## Given instruction
What follows is a set of entries. Repeat them exactly, but not their pictures.
# Start of Input rows
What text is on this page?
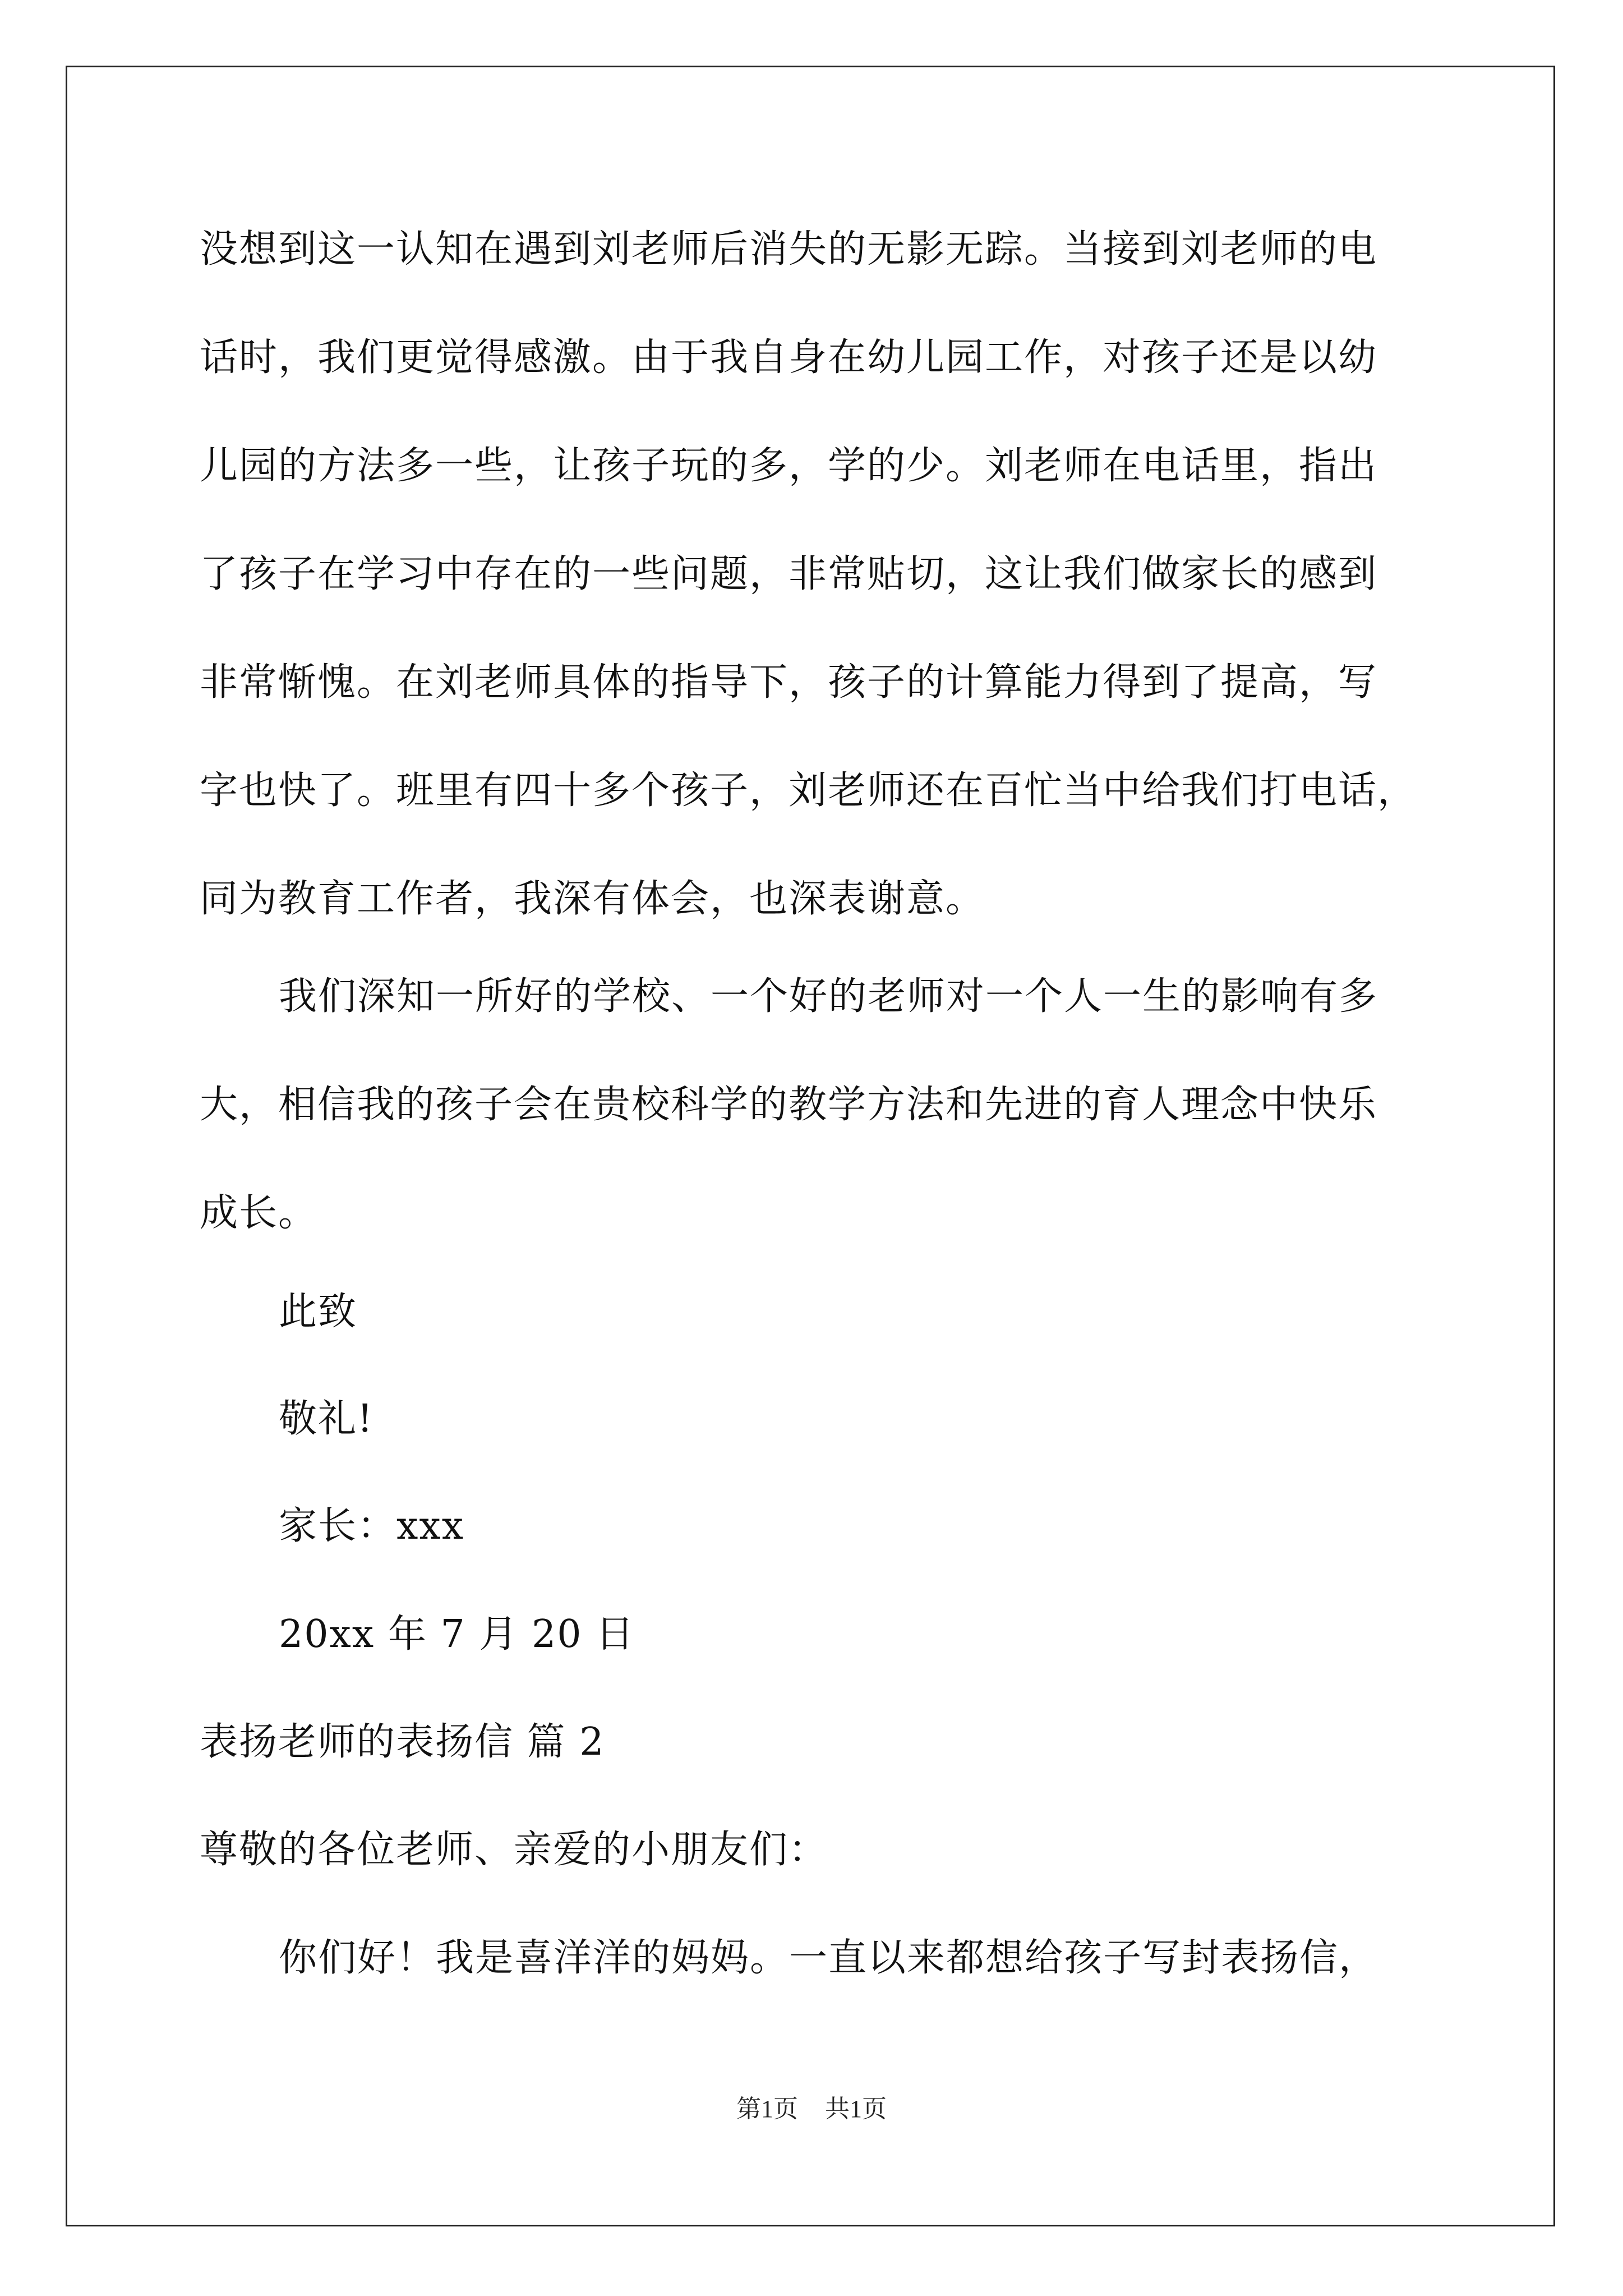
没想到这一认知在遇到刘老师后消失的无影无踪。当接到刘老师的电
话时，我们更觉得感激。由于我自身在幼儿园工作，对孩子还是以幼
儿园的方法多一些，让孩子玩的多，学的少。刘老师在电话里，指出
了孩子在学习中存在的一些问题，非常贴切，这让我们做家长的感到
非常惭愧。在刘老师具体的指导下，孩子的计算能力得到了提高，写
字也快了。班里有四十多个孩子，刘老师还在百忙当中给我们打电话，
同为教育工作者，我深有体会，也深表谢意。
我们深知一所好的学校、一个好的老师对一个人一生的影响有多
大，相信我的孩子会在贵校科学的教学方法和先进的育人理念中快乐
成长。
此致
敬礼!
家长：xxx
20xx 年 7 月 20 日
表扬老师的表扬信 篇 2
尊敬的各位老师、亲爱的小朋友们：
你们好！我是喜洋洋的妈妈。一直以来都想给孩子写封表扬信，
第1页 共1页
# End of Input rows
## Expected answer
What text is on this page?
没想到这一认知在遇到刘老师后消失的无影无踪。当接到刘老师的电
话时，我们更觉得感激。由于我自身在幼儿园工作，对孩子还是以幼
儿园的方法多一些，让孩子玩的多，学的少。刘老师在电话里，指出
了孩子在学习中存在的一些问题，非常贴切，这让我们做家长的感到
非常惭愧。在刘老师具体的指导下，孩子的计算能力得到了提高，写
字也快了。班里有四十多个孩子，刘老师还在百忙当中给我们打电话，
同为教育工作者，我深有体会，也深表谢意。
我们深知一所好的学校、一个好的老师对一个人一生的影响有多
大，相信我的孩子会在贵校科学的教学方法和先进的育人理念中快乐
成长。
此致
敬礼!
家长：xxx
20xx 年 7 月 20 日
表扬老师的表扬信 篇 2
尊敬的各位老师、亲爱的小朋友们：
你们好！我是喜洋洋的妈妈。一直以来都想给孩子写封表扬信，
第1页 共1页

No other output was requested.